Directive. Provide only the number of lines in the listing that contain the string "labels".

-- BEGIN Provided records --

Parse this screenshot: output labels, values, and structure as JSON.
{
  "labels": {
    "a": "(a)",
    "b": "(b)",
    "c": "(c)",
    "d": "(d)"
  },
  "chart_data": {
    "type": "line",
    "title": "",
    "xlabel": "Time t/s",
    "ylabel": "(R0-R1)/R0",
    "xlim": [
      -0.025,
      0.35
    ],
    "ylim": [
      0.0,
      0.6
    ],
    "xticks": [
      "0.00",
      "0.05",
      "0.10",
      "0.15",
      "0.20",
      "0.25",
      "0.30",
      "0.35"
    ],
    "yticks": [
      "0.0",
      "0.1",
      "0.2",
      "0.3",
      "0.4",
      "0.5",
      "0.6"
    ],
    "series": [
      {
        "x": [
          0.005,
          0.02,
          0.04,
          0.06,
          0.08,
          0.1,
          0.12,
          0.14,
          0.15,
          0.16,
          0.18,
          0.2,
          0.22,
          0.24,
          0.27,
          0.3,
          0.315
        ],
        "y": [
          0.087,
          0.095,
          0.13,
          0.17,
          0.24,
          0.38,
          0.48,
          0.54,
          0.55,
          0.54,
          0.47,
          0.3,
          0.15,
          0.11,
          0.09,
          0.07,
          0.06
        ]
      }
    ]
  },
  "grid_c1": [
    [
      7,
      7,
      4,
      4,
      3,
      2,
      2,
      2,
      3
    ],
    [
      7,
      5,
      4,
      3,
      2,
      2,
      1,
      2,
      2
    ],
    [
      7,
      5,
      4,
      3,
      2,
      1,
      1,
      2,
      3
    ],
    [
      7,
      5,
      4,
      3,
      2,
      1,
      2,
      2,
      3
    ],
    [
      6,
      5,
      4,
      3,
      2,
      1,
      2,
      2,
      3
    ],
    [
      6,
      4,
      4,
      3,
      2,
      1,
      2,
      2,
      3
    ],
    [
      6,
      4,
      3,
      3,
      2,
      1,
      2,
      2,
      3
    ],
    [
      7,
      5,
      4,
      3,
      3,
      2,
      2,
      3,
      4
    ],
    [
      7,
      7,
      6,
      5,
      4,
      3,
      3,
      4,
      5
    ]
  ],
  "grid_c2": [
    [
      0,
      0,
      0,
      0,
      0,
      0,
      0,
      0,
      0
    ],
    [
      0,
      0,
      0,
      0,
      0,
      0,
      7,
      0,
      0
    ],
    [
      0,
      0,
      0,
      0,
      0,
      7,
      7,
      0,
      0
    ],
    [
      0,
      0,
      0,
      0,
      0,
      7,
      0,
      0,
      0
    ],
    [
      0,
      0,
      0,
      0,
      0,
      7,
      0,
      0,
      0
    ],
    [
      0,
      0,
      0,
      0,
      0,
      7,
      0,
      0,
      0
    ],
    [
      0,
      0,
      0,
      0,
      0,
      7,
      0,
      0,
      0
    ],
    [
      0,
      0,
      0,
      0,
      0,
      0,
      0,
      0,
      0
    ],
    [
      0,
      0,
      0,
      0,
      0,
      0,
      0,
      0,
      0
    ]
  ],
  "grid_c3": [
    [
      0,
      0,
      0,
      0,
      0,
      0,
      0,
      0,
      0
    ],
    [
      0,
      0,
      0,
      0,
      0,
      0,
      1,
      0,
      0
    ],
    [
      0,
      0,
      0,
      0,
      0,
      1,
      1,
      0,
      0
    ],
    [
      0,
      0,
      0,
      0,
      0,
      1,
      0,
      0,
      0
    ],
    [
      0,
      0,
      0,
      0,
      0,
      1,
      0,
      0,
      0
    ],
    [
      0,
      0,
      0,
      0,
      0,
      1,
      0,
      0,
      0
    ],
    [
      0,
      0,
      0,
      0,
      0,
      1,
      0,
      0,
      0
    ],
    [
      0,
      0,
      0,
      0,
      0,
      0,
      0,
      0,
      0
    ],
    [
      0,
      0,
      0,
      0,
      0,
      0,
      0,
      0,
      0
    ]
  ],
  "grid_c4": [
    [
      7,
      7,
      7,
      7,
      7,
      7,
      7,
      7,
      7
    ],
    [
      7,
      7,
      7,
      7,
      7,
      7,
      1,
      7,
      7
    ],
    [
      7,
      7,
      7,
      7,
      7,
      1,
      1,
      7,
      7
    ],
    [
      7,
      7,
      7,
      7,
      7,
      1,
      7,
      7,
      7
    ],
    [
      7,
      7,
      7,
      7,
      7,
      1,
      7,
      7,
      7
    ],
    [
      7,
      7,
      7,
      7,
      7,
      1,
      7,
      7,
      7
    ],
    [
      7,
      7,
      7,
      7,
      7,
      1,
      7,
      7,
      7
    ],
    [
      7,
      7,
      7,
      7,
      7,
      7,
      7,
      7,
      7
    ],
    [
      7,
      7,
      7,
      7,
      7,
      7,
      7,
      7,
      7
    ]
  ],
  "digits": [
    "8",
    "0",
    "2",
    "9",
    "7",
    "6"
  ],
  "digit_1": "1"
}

-- END Provided records --

Task answer. 2